[START OF Records for the task]
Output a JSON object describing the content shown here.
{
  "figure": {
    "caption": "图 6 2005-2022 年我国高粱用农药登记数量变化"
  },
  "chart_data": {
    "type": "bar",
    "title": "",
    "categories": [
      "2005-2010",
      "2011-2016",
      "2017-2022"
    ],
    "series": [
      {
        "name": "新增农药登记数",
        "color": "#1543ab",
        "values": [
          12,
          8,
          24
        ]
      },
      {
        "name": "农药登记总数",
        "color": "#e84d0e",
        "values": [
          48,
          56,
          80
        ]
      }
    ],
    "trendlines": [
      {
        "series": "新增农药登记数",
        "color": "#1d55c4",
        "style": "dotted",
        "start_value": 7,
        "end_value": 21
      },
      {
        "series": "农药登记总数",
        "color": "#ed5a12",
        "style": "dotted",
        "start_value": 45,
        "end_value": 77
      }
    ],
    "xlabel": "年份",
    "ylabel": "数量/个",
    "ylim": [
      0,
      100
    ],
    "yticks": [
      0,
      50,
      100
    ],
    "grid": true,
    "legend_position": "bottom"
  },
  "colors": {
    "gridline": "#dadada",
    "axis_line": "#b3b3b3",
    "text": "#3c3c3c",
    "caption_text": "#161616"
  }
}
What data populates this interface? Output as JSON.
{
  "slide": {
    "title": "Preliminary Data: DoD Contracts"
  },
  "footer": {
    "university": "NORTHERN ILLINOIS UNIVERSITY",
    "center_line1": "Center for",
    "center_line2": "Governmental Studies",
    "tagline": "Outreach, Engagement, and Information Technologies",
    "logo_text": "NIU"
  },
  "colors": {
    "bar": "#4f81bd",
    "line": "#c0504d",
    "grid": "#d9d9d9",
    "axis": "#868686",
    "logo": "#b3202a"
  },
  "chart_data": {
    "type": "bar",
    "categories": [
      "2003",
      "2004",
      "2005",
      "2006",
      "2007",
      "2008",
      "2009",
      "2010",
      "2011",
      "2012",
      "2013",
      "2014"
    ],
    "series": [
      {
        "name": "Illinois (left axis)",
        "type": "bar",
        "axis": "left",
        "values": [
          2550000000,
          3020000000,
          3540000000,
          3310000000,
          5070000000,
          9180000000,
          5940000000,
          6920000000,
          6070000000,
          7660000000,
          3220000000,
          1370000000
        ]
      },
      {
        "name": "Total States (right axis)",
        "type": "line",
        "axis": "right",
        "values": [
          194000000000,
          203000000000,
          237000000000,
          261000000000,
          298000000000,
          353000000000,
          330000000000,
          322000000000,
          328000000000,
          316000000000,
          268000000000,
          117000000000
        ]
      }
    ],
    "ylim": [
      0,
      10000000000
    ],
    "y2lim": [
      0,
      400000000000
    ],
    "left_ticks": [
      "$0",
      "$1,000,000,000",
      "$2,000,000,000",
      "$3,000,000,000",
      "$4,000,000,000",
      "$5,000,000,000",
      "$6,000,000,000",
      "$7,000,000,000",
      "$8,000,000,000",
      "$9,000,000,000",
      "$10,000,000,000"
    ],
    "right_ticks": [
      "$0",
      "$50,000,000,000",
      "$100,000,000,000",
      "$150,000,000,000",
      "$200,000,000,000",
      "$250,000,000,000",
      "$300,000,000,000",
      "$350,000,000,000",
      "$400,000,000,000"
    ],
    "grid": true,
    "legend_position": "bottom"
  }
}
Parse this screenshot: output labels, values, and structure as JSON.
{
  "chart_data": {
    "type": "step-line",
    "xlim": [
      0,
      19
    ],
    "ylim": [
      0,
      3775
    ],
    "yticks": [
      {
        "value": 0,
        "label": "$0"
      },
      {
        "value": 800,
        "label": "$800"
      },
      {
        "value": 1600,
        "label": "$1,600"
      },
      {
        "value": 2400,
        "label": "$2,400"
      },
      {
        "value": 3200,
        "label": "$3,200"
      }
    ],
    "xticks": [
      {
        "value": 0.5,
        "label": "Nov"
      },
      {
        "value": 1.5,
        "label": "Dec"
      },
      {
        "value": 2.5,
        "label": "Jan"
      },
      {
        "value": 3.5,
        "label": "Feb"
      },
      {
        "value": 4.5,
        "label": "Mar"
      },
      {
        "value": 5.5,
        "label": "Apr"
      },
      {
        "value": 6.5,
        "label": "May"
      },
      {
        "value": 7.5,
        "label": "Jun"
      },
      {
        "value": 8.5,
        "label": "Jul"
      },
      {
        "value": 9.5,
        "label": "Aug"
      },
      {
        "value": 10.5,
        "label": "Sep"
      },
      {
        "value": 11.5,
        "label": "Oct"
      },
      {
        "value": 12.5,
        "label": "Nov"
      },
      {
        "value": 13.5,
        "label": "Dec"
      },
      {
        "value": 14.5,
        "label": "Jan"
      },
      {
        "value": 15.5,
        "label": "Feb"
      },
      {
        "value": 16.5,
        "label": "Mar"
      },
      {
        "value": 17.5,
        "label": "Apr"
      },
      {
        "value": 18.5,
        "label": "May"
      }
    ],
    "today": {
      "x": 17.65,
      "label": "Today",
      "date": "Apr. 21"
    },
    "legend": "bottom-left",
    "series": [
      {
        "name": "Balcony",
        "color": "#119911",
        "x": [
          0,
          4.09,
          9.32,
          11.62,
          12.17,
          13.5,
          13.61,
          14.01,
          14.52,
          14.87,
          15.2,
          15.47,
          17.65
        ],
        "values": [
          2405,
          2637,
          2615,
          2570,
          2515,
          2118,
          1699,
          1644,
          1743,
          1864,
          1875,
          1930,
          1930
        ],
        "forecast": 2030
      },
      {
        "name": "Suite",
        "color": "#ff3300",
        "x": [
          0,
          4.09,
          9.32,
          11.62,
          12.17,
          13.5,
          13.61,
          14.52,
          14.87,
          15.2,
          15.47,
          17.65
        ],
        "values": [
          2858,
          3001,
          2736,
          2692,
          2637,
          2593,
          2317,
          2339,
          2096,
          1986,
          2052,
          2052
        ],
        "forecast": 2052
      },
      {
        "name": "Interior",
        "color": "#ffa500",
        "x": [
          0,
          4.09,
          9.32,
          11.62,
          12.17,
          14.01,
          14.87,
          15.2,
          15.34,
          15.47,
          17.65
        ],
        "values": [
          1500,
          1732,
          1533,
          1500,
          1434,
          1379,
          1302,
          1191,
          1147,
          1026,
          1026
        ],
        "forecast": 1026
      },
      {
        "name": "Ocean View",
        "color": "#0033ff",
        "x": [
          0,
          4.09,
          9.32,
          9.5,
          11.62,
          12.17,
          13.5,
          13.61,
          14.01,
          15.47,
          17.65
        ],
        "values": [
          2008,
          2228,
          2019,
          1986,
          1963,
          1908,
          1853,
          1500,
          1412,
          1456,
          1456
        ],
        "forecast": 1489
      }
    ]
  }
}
[END OF Records for the task]
Exercise objective: Reproduce each line verbatim.

Task response:
Output a JSON object describing the content shown here.
{
  "figure": {
    "caption": "图 6 2005-2022 年我国高粱用农药登记数量变化"
  },
  "chart_data": {
    "type": "bar",
    "title": "",
    "categories": [
      "2005-2010",
      "2011-2016",
      "2017-2022"
    ],
    "series": [
      {
        "name": "新增农药登记数",
        "color": "#1543ab",
        "values": [
          12,
          8,
          24
        ]
      },
      {
        "name": "农药登记总数",
        "color": "#e84d0e",
        "values": [
          48,
          56,
          80
        ]
      }
    ],
    "trendlines": [
      {
        "series": "新增农药登记数",
        "color": "#1d55c4",
        "style": "dotted",
        "start_value": 7,
        "end_value": 21
      },
      {
        "series": "农药登记总数",
        "color": "#ed5a12",
        "style": "dotted",
        "start_value": 45,
        "end_value": 77
      }
    ],
    "xlabel": "年份",
    "ylabel": "数量/个",
    "ylim": [
      0,
      100
    ],
    "yticks": [
      0,
      50,
      100
    ],
    "grid": true,
    "legend_position": "bottom"
  },
  "colors": {
    "gridline": "#dadada",
    "axis_line": "#b3b3b3",
    "text": "#3c3c3c",
    "caption_text": "#161616"
  }
}
What data populates this interface? Output as JSON.
{
  "slide": {
    "title": "Preliminary Data: DoD Contracts"
  },
  "footer": {
    "university": "NORTHERN ILLINOIS UNIVERSITY",
    "center_line1": "Center for",
    "center_line2": "Governmental Studies",
    "tagline": "Outreach, Engagement, and Information Technologies",
    "logo_text": "NIU"
  },
  "colors": {
    "bar": "#4f81bd",
    "line": "#c0504d",
    "grid": "#d9d9d9",
    "axis": "#868686",
    "logo": "#b3202a"
  },
  "chart_data": {
    "type": "bar",
    "categories": [
      "2003",
      "2004",
      "2005",
      "2006",
      "2007",
      "2008",
      "2009",
      "2010",
      "2011",
      "2012",
      "2013",
      "2014"
    ],
    "series": [
      {
        "name": "Illinois (left axis)",
        "type": "bar",
        "axis": "left",
        "values": [
          2550000000,
          3020000000,
          3540000000,
          3310000000,
          5070000000,
          9180000000,
          5940000000,
          6920000000,
          6070000000,
          7660000000,
          3220000000,
          1370000000
        ]
      },
      {
        "name": "Total States (right axis)",
        "type": "line",
        "axis": "right",
        "values": [
          194000000000,
          203000000000,
          237000000000,
          261000000000,
          298000000000,
          353000000000,
          330000000000,
          322000000000,
          328000000000,
          316000000000,
          268000000000,
          117000000000
        ]
      }
    ],
    "ylim": [
      0,
      10000000000
    ],
    "y2lim": [
      0,
      400000000000
    ],
    "left_ticks": [
      "$0",
      "$1,000,000,000",
      "$2,000,000,000",
      "$3,000,000,000",
      "$4,000,000,000",
      "$5,000,000,000",
      "$6,000,000,000",
      "$7,000,000,000",
      "$8,000,000,000",
      "$9,000,000,000",
      "$10,000,000,000"
    ],
    "right_ticks": [
      "$0",
      "$50,000,000,000",
      "$100,000,000,000",
      "$150,000,000,000",
      "$200,000,000,000",
      "$250,000,000,000",
      "$300,000,000,000",
      "$350,000,000,000",
      "$400,000,000,000"
    ],
    "grid": true,
    "legend_position": "bottom"
  }
}
Parse this screenshot: output labels, values, and structure as JSON.
{
  "chart_data": {
    "type": "step-line",
    "xlim": [
      0,
      19
    ],
    "ylim": [
      0,
      3775
    ],
    "yticks": [
      {
        "value": 0,
        "label": "$0"
      },
      {
        "value": 800,
        "label": "$800"
      },
      {
        "value": 1600,
        "label": "$1,600"
      },
      {
        "value": 2400,
        "label": "$2,400"
      },
      {
        "value": 3200,
        "label": "$3,200"
      }
    ],
    "xticks": [
      {
        "value": 0.5,
        "label": "Nov"
      },
      {
        "value": 1.5,
        "label": "Dec"
      },
      {
        "value": 2.5,
        "label": "Jan"
      },
      {
        "value": 3.5,
        "label": "Feb"
      },
      {
        "value": 4.5,
        "label": "Mar"
      },
      {
        "value": 5.5,
        "label": "Apr"
      },
      {
        "value": 6.5,
        "label": "May"
      },
      {
        "value": 7.5,
        "label": "Jun"
      },
      {
        "value": 8.5,
        "label": "Jul"
      },
      {
        "value": 9.5,
        "label": "Aug"
      },
      {
        "value": 10.5,
        "label": "Sep"
      },
      {
        "value": 11.5,
        "label": "Oct"
      },
      {
        "value": 12.5,
        "label": "Nov"
      },
      {
        "value": 13.5,
        "label": "Dec"
      },
      {
        "value": 14.5,
        "label": "Jan"
      },
      {
        "value": 15.5,
        "label": "Feb"
      },
      {
        "value": 16.5,
        "label": "Mar"
      },
      {
        "value": 17.5,
        "label": "Apr"
      },
      {
        "value": 18.5,
        "label": "May"
      }
    ],
    "today": {
      "x": 17.65,
      "label": "Today",
      "date": "Apr. 21"
    },
    "legend": "bottom-left",
    "series": [
      {
        "name": "Balcony",
        "color": "#119911",
        "x": [
          0,
          4.09,
          9.32,
          11.62,
          12.17,
          13.5,
          13.61,
          14.01,
          14.52,
          14.87,
          15.2,
          15.47,
          17.65
        ],
        "values": [
          2405,
          2637,
          2615,
          2570,
          2515,
          2118,
          1699,
          1644,
          1743,
          1864,
          1875,
          1930,
          1930
        ],
        "forecast": 2030
      },
      {
        "name": "Suite",
        "color": "#ff3300",
        "x": [
          0,
          4.09,
          9.32,
          11.62,
          12.17,
          13.5,
          13.61,
          14.52,
          14.87,
          15.2,
          15.47,
          17.65
        ],
        "values": [
          2858,
          3001,
          2736,
          2692,
          2637,
          2593,
          2317,
          2339,
          2096,
          1986,
          2052,
          2052
        ],
        "forecast": 2052
      },
      {
        "name": "Interior",
        "color": "#ffa500",
        "x": [
          0,
          4.09,
          9.32,
          11.62,
          12.17,
          14.01,
          14.87,
          15.2,
          15.34,
          15.47,
          17.65
        ],
        "values": [
          1500,
          1732,
          1533,
          1500,
          1434,
          1379,
          1302,
          1191,
          1147,
          1026,
          1026
        ],
        "forecast": 1026
      },
      {
        "name": "Ocean View",
        "color": "#0033ff",
        "x": [
          0,
          4.09,
          9.32,
          9.5,
          11.62,
          12.17,
          13.5,
          13.61,
          14.01,
          15.47,
          17.65
        ],
        "values": [
          2008,
          2228,
          2019,
          1986,
          1963,
          1908,
          1853,
          1500,
          1412,
          1456,
          1456
        ],
        "forecast": 1489
      }
    ]
  }
}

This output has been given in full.